----- Material provided -----
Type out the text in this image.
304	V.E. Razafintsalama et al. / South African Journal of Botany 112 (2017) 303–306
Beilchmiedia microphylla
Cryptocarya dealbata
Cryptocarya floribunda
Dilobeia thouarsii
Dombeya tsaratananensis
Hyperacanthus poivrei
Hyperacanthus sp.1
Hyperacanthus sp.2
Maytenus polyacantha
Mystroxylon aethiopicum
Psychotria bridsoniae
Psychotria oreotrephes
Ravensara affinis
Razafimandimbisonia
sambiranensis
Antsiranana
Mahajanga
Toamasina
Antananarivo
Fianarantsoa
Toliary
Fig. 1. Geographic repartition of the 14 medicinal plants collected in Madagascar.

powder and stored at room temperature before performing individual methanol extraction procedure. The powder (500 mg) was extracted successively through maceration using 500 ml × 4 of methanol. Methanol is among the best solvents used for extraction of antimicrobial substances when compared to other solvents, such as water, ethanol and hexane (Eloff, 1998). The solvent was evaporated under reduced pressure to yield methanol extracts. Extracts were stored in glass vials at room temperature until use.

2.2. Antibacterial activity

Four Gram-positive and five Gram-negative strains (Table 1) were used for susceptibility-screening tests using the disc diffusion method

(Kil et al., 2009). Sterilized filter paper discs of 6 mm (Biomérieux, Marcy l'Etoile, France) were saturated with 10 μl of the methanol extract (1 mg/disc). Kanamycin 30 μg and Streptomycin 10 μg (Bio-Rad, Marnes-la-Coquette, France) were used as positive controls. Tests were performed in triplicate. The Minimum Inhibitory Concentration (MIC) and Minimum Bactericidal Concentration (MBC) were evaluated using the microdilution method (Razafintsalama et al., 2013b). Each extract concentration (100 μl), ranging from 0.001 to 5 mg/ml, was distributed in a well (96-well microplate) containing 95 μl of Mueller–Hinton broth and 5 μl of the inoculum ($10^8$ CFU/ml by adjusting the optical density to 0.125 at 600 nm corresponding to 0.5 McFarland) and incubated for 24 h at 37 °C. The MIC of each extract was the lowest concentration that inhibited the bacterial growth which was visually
-----
----- Material provided -----
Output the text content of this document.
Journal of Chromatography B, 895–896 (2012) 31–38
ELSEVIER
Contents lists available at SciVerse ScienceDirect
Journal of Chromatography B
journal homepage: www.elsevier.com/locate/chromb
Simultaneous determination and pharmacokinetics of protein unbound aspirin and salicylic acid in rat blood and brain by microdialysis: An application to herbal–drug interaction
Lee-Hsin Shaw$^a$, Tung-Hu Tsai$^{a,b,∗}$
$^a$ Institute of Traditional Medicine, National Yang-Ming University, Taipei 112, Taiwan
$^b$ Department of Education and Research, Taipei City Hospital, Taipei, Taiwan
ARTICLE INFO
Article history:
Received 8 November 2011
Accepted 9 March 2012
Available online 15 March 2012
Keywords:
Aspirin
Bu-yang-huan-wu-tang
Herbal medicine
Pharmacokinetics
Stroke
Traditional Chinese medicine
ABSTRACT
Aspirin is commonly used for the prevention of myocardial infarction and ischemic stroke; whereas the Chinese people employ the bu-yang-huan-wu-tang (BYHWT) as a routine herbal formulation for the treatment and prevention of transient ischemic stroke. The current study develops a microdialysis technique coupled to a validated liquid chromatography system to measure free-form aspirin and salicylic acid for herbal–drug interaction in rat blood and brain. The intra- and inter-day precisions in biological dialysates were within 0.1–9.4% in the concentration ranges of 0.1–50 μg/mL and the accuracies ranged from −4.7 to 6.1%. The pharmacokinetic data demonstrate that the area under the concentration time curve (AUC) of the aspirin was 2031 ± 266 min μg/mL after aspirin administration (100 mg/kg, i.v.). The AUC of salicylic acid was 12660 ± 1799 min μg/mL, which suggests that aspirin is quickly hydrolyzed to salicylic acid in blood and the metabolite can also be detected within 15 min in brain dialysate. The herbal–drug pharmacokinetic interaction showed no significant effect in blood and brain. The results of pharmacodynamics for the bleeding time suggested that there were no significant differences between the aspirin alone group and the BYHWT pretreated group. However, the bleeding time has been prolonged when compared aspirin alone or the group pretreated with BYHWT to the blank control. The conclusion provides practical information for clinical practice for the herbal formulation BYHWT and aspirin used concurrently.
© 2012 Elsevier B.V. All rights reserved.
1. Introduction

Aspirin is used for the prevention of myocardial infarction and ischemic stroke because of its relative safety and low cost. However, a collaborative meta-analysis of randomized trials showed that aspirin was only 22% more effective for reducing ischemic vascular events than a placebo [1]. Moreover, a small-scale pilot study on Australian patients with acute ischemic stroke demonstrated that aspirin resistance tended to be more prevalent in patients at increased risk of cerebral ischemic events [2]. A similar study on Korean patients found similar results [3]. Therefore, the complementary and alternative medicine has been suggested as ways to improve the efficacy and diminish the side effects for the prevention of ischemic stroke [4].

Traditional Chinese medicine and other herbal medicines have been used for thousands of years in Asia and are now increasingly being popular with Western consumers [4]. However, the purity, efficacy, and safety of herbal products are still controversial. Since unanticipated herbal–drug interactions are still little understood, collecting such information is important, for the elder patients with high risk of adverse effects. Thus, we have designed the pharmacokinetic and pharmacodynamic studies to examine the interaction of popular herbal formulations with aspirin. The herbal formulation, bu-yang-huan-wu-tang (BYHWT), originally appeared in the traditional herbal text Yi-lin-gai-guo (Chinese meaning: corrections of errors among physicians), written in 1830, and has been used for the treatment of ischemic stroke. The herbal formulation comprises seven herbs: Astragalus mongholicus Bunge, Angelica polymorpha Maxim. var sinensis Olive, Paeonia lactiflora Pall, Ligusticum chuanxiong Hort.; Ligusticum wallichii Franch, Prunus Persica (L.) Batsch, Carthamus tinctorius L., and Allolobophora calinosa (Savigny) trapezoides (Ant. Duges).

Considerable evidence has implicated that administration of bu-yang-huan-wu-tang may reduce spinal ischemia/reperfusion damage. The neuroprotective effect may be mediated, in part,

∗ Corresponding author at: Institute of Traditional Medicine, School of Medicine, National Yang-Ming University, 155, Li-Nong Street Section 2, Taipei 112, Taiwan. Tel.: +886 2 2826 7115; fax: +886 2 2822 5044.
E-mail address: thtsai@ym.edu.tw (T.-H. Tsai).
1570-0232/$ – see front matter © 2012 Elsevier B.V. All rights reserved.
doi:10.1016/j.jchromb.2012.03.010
-----
▸ **Exercise aim**
Filter the listing for the word "University" and copy every line that holds it.

▸ **Finished exercise**
$^a$ Institute of Traditional Medicine, National Yang-Ming University, Taipei 112, Taiwan
∗ Corresponding author at: Institute of Traditional Medicine, School of Medicine, National Yang-Ming University, 155, Li-Nong Street Section 2, Taipei 112, Taiwan. Tel.: +886 2 2826 7115; fax: +886 2 2822 5044.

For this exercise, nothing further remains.